### TASK TO CARRY OUT
Find the word "icon" in the data. Return every line where it appears.

### RECORDS TO PROCESS
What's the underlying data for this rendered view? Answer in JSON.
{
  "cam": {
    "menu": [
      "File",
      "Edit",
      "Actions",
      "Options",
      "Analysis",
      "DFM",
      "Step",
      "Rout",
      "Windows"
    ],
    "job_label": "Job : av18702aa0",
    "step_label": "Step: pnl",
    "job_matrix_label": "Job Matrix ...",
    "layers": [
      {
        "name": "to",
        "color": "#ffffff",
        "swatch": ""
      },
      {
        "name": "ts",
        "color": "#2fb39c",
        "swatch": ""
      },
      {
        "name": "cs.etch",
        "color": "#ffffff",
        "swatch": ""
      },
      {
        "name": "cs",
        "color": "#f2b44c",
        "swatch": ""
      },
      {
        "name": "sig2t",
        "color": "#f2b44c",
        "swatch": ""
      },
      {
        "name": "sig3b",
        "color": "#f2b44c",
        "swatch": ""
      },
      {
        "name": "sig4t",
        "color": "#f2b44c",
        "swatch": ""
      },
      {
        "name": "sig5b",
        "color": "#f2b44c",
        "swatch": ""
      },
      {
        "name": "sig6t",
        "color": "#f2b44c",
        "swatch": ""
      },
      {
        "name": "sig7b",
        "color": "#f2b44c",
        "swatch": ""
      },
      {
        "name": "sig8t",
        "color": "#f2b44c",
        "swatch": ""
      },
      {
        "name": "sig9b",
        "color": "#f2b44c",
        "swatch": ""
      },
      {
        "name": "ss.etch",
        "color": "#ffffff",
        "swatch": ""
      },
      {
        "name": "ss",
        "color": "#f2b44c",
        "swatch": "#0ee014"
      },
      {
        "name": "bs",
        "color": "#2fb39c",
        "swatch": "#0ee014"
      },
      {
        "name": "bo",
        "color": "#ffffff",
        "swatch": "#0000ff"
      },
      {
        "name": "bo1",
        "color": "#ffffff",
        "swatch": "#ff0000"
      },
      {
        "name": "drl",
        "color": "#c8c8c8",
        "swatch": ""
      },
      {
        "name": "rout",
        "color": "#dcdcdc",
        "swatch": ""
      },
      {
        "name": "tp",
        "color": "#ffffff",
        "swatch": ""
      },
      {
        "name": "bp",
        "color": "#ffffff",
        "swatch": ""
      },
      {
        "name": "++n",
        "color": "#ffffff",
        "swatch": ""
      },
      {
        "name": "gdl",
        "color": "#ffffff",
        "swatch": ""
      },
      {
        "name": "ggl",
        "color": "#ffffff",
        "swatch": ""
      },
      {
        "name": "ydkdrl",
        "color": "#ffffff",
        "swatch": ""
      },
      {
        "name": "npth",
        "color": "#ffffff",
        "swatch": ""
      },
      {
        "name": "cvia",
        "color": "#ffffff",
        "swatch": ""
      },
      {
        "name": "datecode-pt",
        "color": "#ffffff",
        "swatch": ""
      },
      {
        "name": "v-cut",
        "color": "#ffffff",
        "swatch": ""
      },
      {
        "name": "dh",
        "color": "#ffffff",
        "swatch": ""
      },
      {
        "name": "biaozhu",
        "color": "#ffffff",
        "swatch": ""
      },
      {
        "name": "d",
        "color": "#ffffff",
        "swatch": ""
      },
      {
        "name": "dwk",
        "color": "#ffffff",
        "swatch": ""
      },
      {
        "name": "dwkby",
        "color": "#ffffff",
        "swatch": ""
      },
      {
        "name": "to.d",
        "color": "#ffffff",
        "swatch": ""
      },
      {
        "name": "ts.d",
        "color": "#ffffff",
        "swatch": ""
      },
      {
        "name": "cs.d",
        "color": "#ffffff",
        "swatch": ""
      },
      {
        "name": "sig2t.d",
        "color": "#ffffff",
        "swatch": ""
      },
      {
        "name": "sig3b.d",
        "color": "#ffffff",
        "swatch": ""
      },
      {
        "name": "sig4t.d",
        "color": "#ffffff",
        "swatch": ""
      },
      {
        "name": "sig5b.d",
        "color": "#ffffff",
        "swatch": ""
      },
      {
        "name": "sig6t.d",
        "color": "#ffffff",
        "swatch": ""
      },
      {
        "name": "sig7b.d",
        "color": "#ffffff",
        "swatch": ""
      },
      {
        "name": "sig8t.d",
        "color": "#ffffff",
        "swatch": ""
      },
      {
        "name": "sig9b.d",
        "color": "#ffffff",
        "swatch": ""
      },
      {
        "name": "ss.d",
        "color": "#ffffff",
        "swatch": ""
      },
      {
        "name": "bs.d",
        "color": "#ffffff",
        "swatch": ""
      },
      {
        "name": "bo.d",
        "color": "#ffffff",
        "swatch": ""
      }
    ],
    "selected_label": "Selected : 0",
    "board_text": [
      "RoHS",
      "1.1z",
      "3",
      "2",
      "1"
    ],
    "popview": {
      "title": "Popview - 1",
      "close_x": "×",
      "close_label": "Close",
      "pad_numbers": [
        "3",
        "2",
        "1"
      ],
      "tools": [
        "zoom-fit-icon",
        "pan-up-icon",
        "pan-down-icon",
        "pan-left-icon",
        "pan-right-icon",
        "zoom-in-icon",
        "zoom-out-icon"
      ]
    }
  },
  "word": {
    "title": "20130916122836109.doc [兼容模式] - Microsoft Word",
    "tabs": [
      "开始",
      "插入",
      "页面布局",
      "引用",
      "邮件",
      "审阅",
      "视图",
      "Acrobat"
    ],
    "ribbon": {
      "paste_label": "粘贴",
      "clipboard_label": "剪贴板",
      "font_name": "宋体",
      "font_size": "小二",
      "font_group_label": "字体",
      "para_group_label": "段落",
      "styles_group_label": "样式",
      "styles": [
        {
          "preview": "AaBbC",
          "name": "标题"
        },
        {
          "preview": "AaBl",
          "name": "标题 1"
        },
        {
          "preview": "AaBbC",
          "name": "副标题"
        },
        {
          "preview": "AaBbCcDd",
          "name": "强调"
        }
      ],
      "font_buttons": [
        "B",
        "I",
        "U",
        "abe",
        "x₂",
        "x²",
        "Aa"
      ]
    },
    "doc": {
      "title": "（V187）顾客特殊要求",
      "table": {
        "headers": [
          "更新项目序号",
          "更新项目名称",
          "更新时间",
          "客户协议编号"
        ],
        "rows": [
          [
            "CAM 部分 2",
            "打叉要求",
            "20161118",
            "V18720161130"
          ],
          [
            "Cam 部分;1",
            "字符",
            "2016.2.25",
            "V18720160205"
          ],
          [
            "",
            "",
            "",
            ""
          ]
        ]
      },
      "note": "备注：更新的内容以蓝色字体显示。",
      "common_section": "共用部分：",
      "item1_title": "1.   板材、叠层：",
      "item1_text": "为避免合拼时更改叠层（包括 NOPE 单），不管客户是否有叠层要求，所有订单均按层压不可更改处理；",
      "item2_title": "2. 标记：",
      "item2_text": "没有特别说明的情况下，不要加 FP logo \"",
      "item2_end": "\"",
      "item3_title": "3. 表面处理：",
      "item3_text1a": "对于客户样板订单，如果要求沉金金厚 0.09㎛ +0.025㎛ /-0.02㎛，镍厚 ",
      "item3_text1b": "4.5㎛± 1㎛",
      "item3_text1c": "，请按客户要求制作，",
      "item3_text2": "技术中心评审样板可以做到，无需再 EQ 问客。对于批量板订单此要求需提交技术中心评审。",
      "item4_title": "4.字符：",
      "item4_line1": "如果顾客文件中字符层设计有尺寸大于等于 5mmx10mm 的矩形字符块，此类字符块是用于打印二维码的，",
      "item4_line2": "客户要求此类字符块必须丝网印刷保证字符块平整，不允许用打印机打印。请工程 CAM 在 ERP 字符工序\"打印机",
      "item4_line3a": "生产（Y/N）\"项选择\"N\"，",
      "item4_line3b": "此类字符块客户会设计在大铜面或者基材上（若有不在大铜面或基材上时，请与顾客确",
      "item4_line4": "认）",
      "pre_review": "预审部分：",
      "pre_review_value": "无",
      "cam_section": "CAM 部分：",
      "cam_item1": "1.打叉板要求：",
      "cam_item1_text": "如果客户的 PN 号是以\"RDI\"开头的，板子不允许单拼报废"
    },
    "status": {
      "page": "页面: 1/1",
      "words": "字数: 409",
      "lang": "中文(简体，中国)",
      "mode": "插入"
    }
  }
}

### FINISHED EXERCISE
        "zoom-fit-icon",
        "pan-up-icon",
        "pan-down-icon",
        "pan-left-icon",
        "pan-right-icon",
        "zoom-in-icon",
        "zoom-out-icon"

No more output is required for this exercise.